<<<<
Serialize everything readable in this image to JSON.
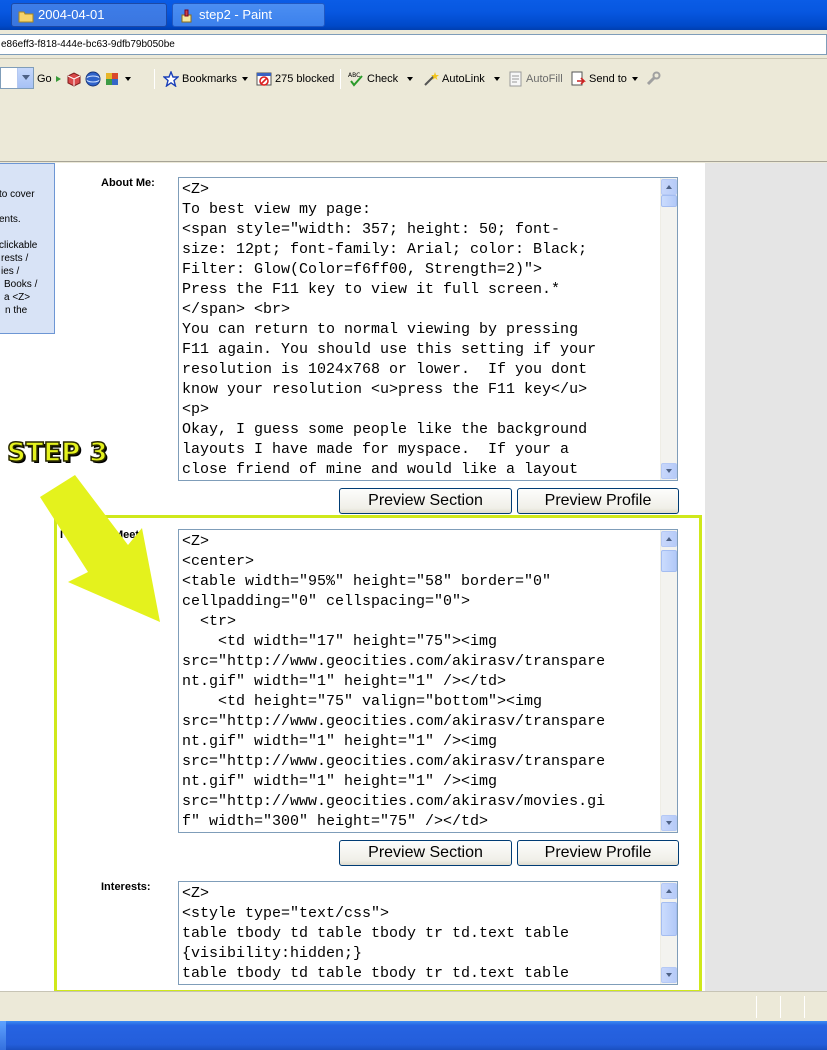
{
  "browser": {
    "address_text": "e86eff3-f818-444e-bc63-9dfb79b050be",
    "go_label": "Go",
    "bookmarks_label": "Bookmarks",
    "blocked_label": "275 blocked",
    "check_label": "Check",
    "autolink_label": "AutoLink",
    "autofill_label": "AutoFill",
    "sendto_label": "Send to"
  },
  "sidebar": {
    "lines": [
      "to cover",
      "",
      "ents.",
      "",
      "clickable",
      "rests /",
      "ies /",
      "Books /",
      "a <Z>",
      "n the"
    ]
  },
  "annotation": {
    "step_label": "STEP 3",
    "highlight_color": "#cfe81b",
    "arrow_color": "#e4f21d"
  },
  "sections": {
    "about": {
      "label": "About Me:",
      "text": "<Z>\nTo best view my page:\n<span style=\"width: 357; height: 50; font-\nsize: 12pt; font-family: Arial; color: Black;\nFilter: Glow(Color=f6ff00, Strength=2)\">\nPress the F11 key to view it full screen.*\n</span> <br>\nYou can return to normal viewing by pressing\nF11 again. You should use this setting if your\nresolution is 1024x768 or lower.  If you dont\nknow your resolution <u>press the F11 key</u>\n<p>\nOkay, I guess some people like the background\nlayouts I have made for myspace.  If your a\nclose friend of mine and would like a layout"
    },
    "meet": {
      "label": "I'd Like to Meet:",
      "text": "<Z>\n<center>\n<table width=\"95%\" height=\"58\" border=\"0\"\ncellpadding=\"0\" cellspacing=\"0\">\n  <tr>\n    <td width=\"17\" height=\"75\"><img\nsrc=\"http://www.geocities.com/akirasv/transpare\nnt.gif\" width=\"1\" height=\"1\" /></td>\n    <td height=\"75\" valign=\"bottom\"><img\nsrc=\"http://www.geocities.com/akirasv/transpare\nnt.gif\" width=\"1\" height=\"1\" /><img\nsrc=\"http://www.geocities.com/akirasv/transpare\nnt.gif\" width=\"1\" height=\"1\" /><img\nsrc=\"http://www.geocities.com/akirasv/movies.gi\nf\" width=\"300\" height=\"75\" /></td>"
    },
    "interests": {
      "label": "Interests:",
      "text": "<Z>\n<style type=\"text/css\">\ntable tbody td table tbody tr td.text table\n{visibility:hidden;}\ntable tbody td table tbody tr td.text table"
    },
    "preview_section_label": "Preview Section",
    "preview_profile_label": "Preview Profile"
  },
  "taskbar": {
    "items": [
      {
        "label": "2004-04-01"
      },
      {
        "label": "step2 - Paint"
      }
    ]
  }
}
>>>>
What to do
Go through the listing, find each line with the word "table", and copy it.

Response box
      "text": "<Z>\n<center>\n<table width=\"95%\" height=\"58\" border=\"0\"\ncellpadding=\"0\" cellspacing=\"0\">\n  <tr>\n    <td width=\"17\" height=\"75\"><img\nsrc=\"http://www.geocities.com/akirasv/transpare\nnt.gif\" width=\"1\" height=\"1\" /></td>\n    <td height=\"75\" valign=\"bottom\"><img\nsrc=\"http://www.geocities.com/akirasv/transpare\nnt.gif\" width=\"1\" height=\"1\" /><img\nsrc=\"http://www.geocities.com/akirasv/transpare\nnt.gif\" width=\"1\" height=\"1\" /><img\nsrc=\"http://www.geocities.com/akirasv/movies.gi\nf\" width=\"300\" height=\"75\" /></td>"
      "text": "<Z>\n<style type=\"text/css\">\ntable tbody td table tbody tr td.text table\n{visibility:hidden;}\ntable tbody td table tbody tr td.text table"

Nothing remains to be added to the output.